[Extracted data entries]
►

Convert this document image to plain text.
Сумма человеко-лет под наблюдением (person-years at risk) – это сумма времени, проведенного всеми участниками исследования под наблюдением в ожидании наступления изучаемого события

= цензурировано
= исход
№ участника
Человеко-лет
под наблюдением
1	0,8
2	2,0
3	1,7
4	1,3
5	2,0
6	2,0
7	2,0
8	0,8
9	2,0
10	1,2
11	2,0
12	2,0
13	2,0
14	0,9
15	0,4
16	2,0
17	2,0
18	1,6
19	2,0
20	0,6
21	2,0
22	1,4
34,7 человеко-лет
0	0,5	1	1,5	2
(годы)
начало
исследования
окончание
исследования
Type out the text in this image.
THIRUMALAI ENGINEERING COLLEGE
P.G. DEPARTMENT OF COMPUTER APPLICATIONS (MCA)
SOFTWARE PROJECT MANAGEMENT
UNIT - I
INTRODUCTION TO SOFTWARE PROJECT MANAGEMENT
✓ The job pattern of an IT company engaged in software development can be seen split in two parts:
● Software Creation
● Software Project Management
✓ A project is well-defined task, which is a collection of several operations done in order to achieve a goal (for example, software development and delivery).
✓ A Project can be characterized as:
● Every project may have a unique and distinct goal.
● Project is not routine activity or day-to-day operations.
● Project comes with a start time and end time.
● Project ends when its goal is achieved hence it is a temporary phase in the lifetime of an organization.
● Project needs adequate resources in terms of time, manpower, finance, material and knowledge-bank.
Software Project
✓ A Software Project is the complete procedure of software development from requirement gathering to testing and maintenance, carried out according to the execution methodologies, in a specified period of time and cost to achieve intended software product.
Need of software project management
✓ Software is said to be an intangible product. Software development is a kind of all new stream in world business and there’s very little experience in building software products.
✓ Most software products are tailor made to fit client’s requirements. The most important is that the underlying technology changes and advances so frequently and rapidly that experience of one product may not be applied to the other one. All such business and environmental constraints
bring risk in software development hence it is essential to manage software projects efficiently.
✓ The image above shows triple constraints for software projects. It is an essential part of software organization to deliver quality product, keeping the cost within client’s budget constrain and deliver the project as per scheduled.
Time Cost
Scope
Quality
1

◄

Task details
Every entry must be quoted exactly as it appears above.

Full output
Convert this document image to plain text.
Сумма человеко-лет под наблюдением (person-years at risk) – это сумма времени, проведенного всеми участниками исследования под наблюдением в ожидании наступления изучаемого события

= цензурировано
= исход
№ участника
Человеко-лет
под наблюдением
1	0,8
2	2,0
3	1,7
4	1,3
5	2,0
6	2,0
7	2,0
8	0,8
9	2,0
10	1,2
11	2,0
12	2,0
13	2,0
14	0,9
15	0,4
16	2,0
17	2,0
18	1,6
19	2,0
20	0,6
21	2,0
22	1,4
34,7 человеко-лет
0	0,5	1	1,5	2
(годы)
начало
исследования
окончание
исследования
Type out the text in this image.
THIRUMALAI ENGINEERING COLLEGE
P.G. DEPARTMENT OF COMPUTER APPLICATIONS (MCA)
SOFTWARE PROJECT MANAGEMENT
UNIT - I
INTRODUCTION TO SOFTWARE PROJECT MANAGEMENT
✓ The job pattern of an IT company engaged in software development can be seen split in two parts:
● Software Creation
● Software Project Management
✓ A project is well-defined task, which is a collection of several operations done in order to achieve a goal (for example, software development and delivery).
✓ A Project can be characterized as:
● Every project may have a unique and distinct goal.
● Project is not routine activity or day-to-day operations.
● Project comes with a start time and end time.
● Project ends when its goal is achieved hence it is a temporary phase in the lifetime of an organization.
● Project needs adequate resources in terms of time, manpower, finance, material and knowledge-bank.
Software Project
✓ A Software Project is the complete procedure of software development from requirement gathering to testing and maintenance, carried out according to the execution methodologies, in a specified period of time and cost to achieve intended software product.
Need of software project management
✓ Software is said to be an intangible product. Software development is a kind of all new stream in world business and there’s very little experience in building software products.
✓ Most software products are tailor made to fit client’s requirements. The most important is that the underlying technology changes and advances so frequently and rapidly that experience of one product may not be applied to the other one. All such business and environmental constraints
bring risk in software development hence it is essential to manage software projects efficiently.
✓ The image above shows triple constraints for software projects. It is an essential part of software organization to deliver quality product, keeping the cost within client’s budget constrain and deliver the project as per scheduled.
Time Cost
Scope
Quality
1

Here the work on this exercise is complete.